- Records for this exercise:
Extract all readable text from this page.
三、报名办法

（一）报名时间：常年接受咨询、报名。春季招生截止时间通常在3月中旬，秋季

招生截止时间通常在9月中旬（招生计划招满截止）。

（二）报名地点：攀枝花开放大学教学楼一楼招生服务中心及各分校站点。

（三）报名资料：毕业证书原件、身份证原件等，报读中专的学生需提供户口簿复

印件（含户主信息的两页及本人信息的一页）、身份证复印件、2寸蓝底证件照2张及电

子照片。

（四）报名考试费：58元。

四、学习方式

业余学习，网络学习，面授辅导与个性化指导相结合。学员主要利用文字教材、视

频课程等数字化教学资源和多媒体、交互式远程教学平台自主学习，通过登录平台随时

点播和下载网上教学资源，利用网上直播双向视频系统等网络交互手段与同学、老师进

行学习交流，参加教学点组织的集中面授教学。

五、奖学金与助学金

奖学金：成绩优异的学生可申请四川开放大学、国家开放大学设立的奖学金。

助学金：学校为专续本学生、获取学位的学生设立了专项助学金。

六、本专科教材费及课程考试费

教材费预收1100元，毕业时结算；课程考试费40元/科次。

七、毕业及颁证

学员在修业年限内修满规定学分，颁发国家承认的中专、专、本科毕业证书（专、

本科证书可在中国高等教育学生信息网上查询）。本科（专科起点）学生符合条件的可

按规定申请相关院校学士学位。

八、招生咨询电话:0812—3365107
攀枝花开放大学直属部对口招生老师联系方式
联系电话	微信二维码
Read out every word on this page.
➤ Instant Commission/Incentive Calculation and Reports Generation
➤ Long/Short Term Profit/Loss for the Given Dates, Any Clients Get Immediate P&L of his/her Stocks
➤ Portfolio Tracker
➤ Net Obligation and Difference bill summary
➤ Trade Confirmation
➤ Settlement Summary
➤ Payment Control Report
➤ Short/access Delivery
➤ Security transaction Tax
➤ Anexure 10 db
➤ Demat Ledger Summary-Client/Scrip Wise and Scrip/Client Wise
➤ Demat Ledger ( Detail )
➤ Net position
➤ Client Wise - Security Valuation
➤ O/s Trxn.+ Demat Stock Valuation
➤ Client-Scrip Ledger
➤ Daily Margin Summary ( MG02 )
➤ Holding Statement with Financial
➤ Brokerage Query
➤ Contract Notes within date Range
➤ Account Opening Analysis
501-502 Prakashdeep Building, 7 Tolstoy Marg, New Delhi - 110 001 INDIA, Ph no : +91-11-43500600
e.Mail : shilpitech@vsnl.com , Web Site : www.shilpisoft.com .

- What you will do: Every line of the records above needs to be given again exactly.

- Task response:
Extract all readable text from this page.
三、报名办法

（一）报名时间：常年接受咨询、报名。春季招生截止时间通常在3月中旬，秋季

招生截止时间通常在9月中旬（招生计划招满截止）。

（二）报名地点：攀枝花开放大学教学楼一楼招生服务中心及各分校站点。

（三）报名资料：毕业证书原件、身份证原件等，报读中专的学生需提供户口簿复

印件（含户主信息的两页及本人信息的一页）、身份证复印件、2寸蓝底证件照2张及电

子照片。

（四）报名考试费：58元。

四、学习方式

业余学习，网络学习，面授辅导与个性化指导相结合。学员主要利用文字教材、视

频课程等数字化教学资源和多媒体、交互式远程教学平台自主学习，通过登录平台随时

点播和下载网上教学资源，利用网上直播双向视频系统等网络交互手段与同学、老师进

行学习交流，参加教学点组织的集中面授教学。

五、奖学金与助学金

奖学金：成绩优异的学生可申请四川开放大学、国家开放大学设立的奖学金。

助学金：学校为专续本学生、获取学位的学生设立了专项助学金。

六、本专科教材费及课程考试费

教材费预收1100元，毕业时结算；课程考试费40元/科次。

七、毕业及颁证

学员在修业年限内修满规定学分，颁发国家承认的中专、专、本科毕业证书（专、

本科证书可在中国高等教育学生信息网上查询）。本科（专科起点）学生符合条件的可

按规定申请相关院校学士学位。

八、招生咨询电话:0812—3365107
攀枝花开放大学直属部对口招生老师联系方式
联系电话	微信二维码
Read out every word on this page.
➤ Instant Commission/Incentive Calculation and Reports Generation
➤ Long/Short Term Profit/Loss for the Given Dates, Any Clients Get Immediate P&L of his/her Stocks
➤ Portfolio Tracker
➤ Net Obligation and Difference bill summary
➤ Trade Confirmation
➤ Settlement Summary
➤ Payment Control Report
➤ Short/access Delivery
➤ Security transaction Tax
➤ Anexure 10 db
➤ Demat Ledger Summary-Client/Scrip Wise and Scrip/Client Wise
➤ Demat Ledger ( Detail )
➤ Net position
➤ Client Wise - Security Valuation
➤ O/s Trxn.+ Demat Stock Valuation
➤ Client-Scrip Ledger
➤ Daily Margin Summary ( MG02 )
➤ Holding Statement with Financial
➤ Brokerage Query
➤ Contract Notes within date Range
➤ Account Opening Analysis
501-502 Prakashdeep Building, 7 Tolstoy Marg, New Delhi - 110 001 INDIA, Ph no : +91-11-43500600
e.Mail : shilpitech@vsnl.com , Web Site : www.shilpisoft.com .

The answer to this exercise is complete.